RECORDS FOR THE TASK -
-- Start --

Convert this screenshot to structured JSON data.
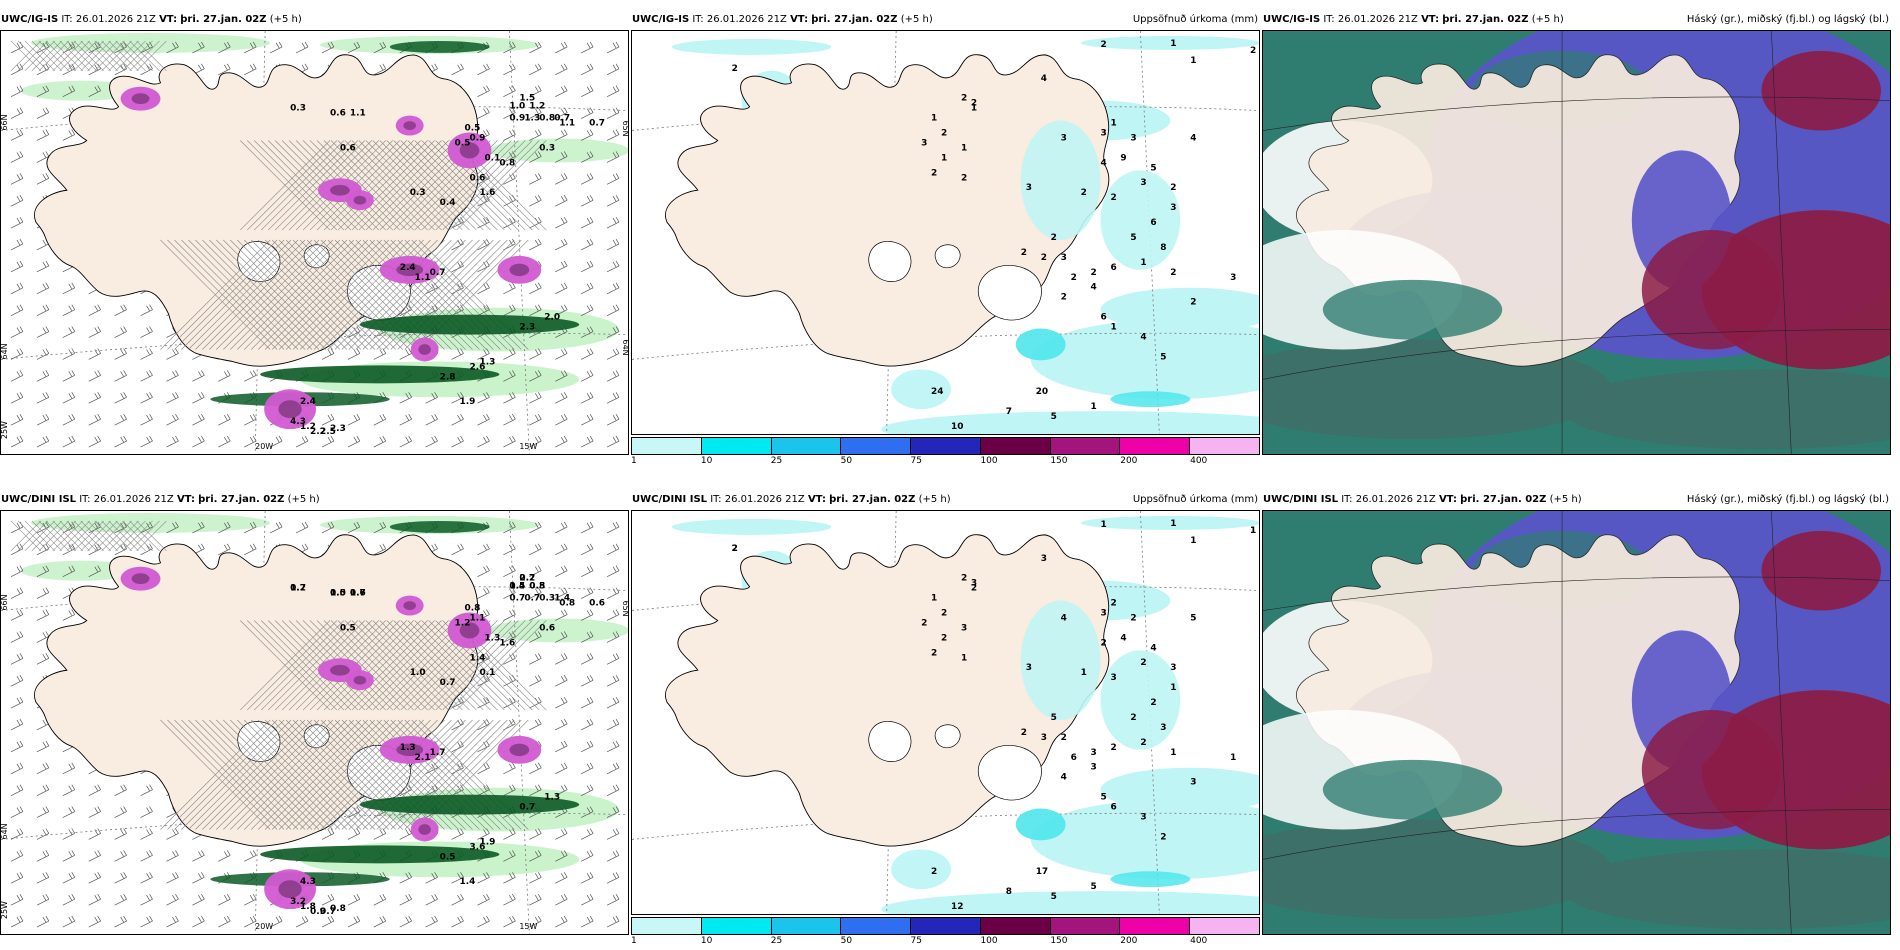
{
  "colors": {
    "land": "#f9ece0",
    "sea": "#ffffff",
    "cyan_light": "#bff5f5",
    "cyan": "#4fe6ec",
    "green_light": "#c7f2c9",
    "green_dark": "#0b5a26",
    "magenta": "#d25ad2",
    "purple_dark": "#8a3c8a",
    "cloud_blue": "#5a55c8",
    "cloud_red": "#8c1c46",
    "cloud_teal": "#2f7d70"
  },
  "run": {
    "issue": "IT: 26.01.2026 21Z",
    "vt_label": "VT:",
    "valid": "þri. 27.jan. 02Z",
    "lead": "(+5 h)"
  },
  "panels": [
    {
      "model": "UWC/IG-IS",
      "title_right": "",
      "lat_labels": [
        "66N",
        "64N",
        "25W",
        "20W",
        "15W",
        "65N",
        "64N"
      ],
      "numbers": [
        "0.3",
        "0.6",
        "1.1",
        "1.5",
        "1.0",
        "1.2",
        "0.7",
        "0.6",
        "0.5",
        "0.9",
        "0.5",
        "1.3",
        "0.8",
        "0.7",
        "1.1",
        "0.3",
        "0.9",
        "0.1",
        "0.8",
        "0.6",
        "1.6",
        "0.4",
        "0.3",
        "2.4",
        "1.1",
        "0.7",
        "2.0",
        "2.3",
        "1.3",
        "2.8",
        "1.9",
        "2.6",
        "2.4",
        "4.3",
        "1.2",
        "2.2",
        "2.5",
        "2.3"
      ]
    },
    {
      "model": "UWC/IG-IS",
      "title_right": "Uppsöfnuð úrkoma (mm)",
      "numbers": [
        "2",
        "2",
        "1",
        "1",
        "2",
        "4",
        "2",
        "2",
        "1",
        "1",
        "2",
        "3",
        "1",
        "1",
        "2",
        "2",
        "3",
        "3",
        "3",
        "1",
        "3",
        "9",
        "4",
        "4",
        "5",
        "3",
        "2",
        "2",
        "3",
        "6",
        "5",
        "1",
        "2",
        "6",
        "4",
        "2",
        "2",
        "2",
        "3",
        "2",
        "2",
        "2",
        "2",
        "3",
        "4",
        "5",
        "24",
        "20",
        "10",
        "7",
        "5",
        "1",
        "6",
        "1",
        "8",
        "2"
      ]
    },
    {
      "model": "UWC/IG-IS",
      "title_right": "Háský (gr.), miðský (fj.bl.) og lágský (bl.)"
    },
    {
      "model": "UWC/DINI ISL",
      "title_right": "",
      "lat_labels": [
        "66N",
        "64N",
        "25W",
        "20W",
        "15W",
        "65N"
      ],
      "numbers": [
        "0.7",
        "0.5",
        "0.6",
        "0.7",
        "0.5",
        "0.8",
        "0.6",
        "0.5",
        "0.8",
        "1.1",
        "1.2",
        "0.7",
        "0.3",
        "1.4",
        "0.8",
        "0.6",
        "0.7",
        "1.3",
        "1.6",
        "1.4",
        "0.1",
        "0.7",
        "1.0",
        "1.3",
        "2.1",
        "1.7",
        "1.3",
        "0.7",
        "1.9",
        "0.5",
        "1.4",
        "3.6",
        "4.3",
        "3.2",
        "1.8",
        "0.9",
        "0.7",
        "0.8",
        "1.2",
        "1.0",
        "1.7",
        "2.2",
        "1.4",
        "0.5"
      ]
    },
    {
      "model": "UWC/DINI ISL",
      "title_right": "Uppsöfnuð úrkoma (mm)",
      "numbers": [
        "2",
        "1",
        "1",
        "1",
        "1",
        "3",
        "3",
        "2",
        "2",
        "1",
        "2",
        "2",
        "3",
        "2",
        "2",
        "1",
        "3",
        "4",
        "3",
        "2",
        "2",
        "4",
        "5",
        "2",
        "4",
        "2",
        "1",
        "3",
        "1",
        "2",
        "2",
        "2",
        "3",
        "2",
        "3",
        "5",
        "2",
        "3",
        "2",
        "6",
        "4",
        "1",
        "3",
        "1",
        "3",
        "2",
        "2",
        "17",
        "12",
        "8",
        "5",
        "5",
        "5",
        "6",
        "3",
        "3",
        "2",
        "1"
      ]
    },
    {
      "model": "UWC/DINI ISL",
      "title_right": "Háský (gr.), miðský (fj.bl.) og lágský (bl.)"
    }
  ],
  "colorbar": {
    "labels": [
      "1",
      "10",
      "25",
      "50",
      "75",
      "100",
      "150",
      "200",
      "400"
    ],
    "colors": [
      "#c8f7f7",
      "#00e8f0",
      "#1cc4ec",
      "#2e6ff0",
      "#2326b8",
      "#6b0046",
      "#a3157d",
      "#ee00a9",
      "#f5b3f2"
    ]
  }
}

-- End --

WRITTEN EXERCISE - Leave images out of the retyped records; keep all else exact.

SOLVED EXERCISE -
Convert this screenshot to structured JSON data.
{
  "colors": {
    "land": "#f9ece0",
    "sea": "#ffffff",
    "cyan_light": "#bff5f5",
    "cyan": "#4fe6ec",
    "green_light": "#c7f2c9",
    "green_dark": "#0b5a26",
    "magenta": "#d25ad2",
    "purple_dark": "#8a3c8a",
    "cloud_blue": "#5a55c8",
    "cloud_red": "#8c1c46",
    "cloud_teal": "#2f7d70"
  },
  "run": {
    "issue": "IT: 26.01.2026 21Z",
    "vt_label": "VT:",
    "valid": "þri. 27.jan. 02Z",
    "lead": "(+5 h)"
  },
  "panels": [
    {
      "model": "UWC/IG-IS",
      "title_right": "",
      "lat_labels": [
        "66N",
        "64N",
        "25W",
        "20W",
        "15W",
        "65N",
        "64N"
      ],
      "numbers": [
        "0.3",
        "0.6",
        "1.1",
        "1.5",
        "1.0",
        "1.2",
        "0.7",
        "0.6",
        "0.5",
        "0.9",
        "0.5",
        "1.3",
        "0.8",
        "0.7",
        "1.1",
        "0.3",
        "0.9",
        "0.1",
        "0.8",
        "0.6",
        "1.6",
        "0.4",
        "0.3",
        "2.4",
        "1.1",
        "0.7",
        "2.0",
        "2.3",
        "1.3",
        "2.8",
        "1.9",
        "2.6",
        "2.4",
        "4.3",
        "1.2",
        "2.2",
        "2.5",
        "2.3"
      ]
    },
    {
      "model": "UWC/IG-IS",
      "title_right": "Uppsöfnuð úrkoma (mm)",
      "numbers": [
        "2",
        "2",
        "1",
        "1",
        "2",
        "4",
        "2",
        "2",
        "1",
        "1",
        "2",
        "3",
        "1",
        "1",
        "2",
        "2",
        "3",
        "3",
        "3",
        "1",
        "3",
        "9",
        "4",
        "4",
        "5",
        "3",
        "2",
        "2",
        "3",
        "6",
        "5",
        "1",
        "2",
        "6",
        "4",
        "2",
        "2",
        "2",
        "3",
        "2",
        "2",
        "2",
        "2",
        "3",
        "4",
        "5",
        "24",
        "20",
        "10",
        "7",
        "5",
        "1",
        "6",
        "1",
        "8",
        "2"
      ]
    },
    {
      "model": "UWC/IG-IS",
      "title_right": "Háský (gr.), miðský (fj.bl.) og lágský (bl.)"
    },
    {
      "model": "UWC/DINI ISL",
      "title_right": "",
      "lat_labels": [
        "66N",
        "64N",
        "25W",
        "20W",
        "15W",
        "65N"
      ],
      "numbers": [
        "0.7",
        "0.5",
        "0.6",
        "0.7",
        "0.5",
        "0.8",
        "0.6",
        "0.5",
        "0.8",
        "1.1",
        "1.2",
        "0.7",
        "0.3",
        "1.4",
        "0.8",
        "0.6",
        "0.7",
        "1.3",
        "1.6",
        "1.4",
        "0.1",
        "0.7",
        "1.0",
        "1.3",
        "2.1",
        "1.7",
        "1.3",
        "0.7",
        "1.9",
        "0.5",
        "1.4",
        "3.6",
        "4.3",
        "3.2",
        "1.8",
        "0.9",
        "0.7",
        "0.8",
        "1.2",
        "1.0",
        "1.7",
        "2.2",
        "1.4",
        "0.5"
      ]
    },
    {
      "model": "UWC/DINI ISL",
      "title_right": "Uppsöfnuð úrkoma (mm)",
      "numbers": [
        "2",
        "1",
        "1",
        "1",
        "1",
        "3",
        "3",
        "2",
        "2",
        "1",
        "2",
        "2",
        "3",
        "2",
        "2",
        "1",
        "3",
        "4",
        "3",
        "2",
        "2",
        "4",
        "5",
        "2",
        "4",
        "2",
        "1",
        "3",
        "1",
        "2",
        "2",
        "2",
        "3",
        "2",
        "3",
        "5",
        "2",
        "3",
        "2",
        "6",
        "4",
        "1",
        "3",
        "1",
        "3",
        "2",
        "2",
        "17",
        "12",
        "8",
        "5",
        "5",
        "5",
        "6",
        "3",
        "3",
        "2",
        "1"
      ]
    },
    {
      "model": "UWC/DINI ISL",
      "title_right": "Háský (gr.), miðský (fj.bl.) og lágský (bl.)"
    }
  ],
  "colorbar": {
    "labels": [
      "1",
      "10",
      "25",
      "50",
      "75",
      "100",
      "150",
      "200",
      "400"
    ],
    "colors": [
      "#c8f7f7",
      "#00e8f0",
      "#1cc4ec",
      "#2e6ff0",
      "#2326b8",
      "#6b0046",
      "#a3157d",
      "#ee00a9",
      "#f5b3f2"
    ]
  }
}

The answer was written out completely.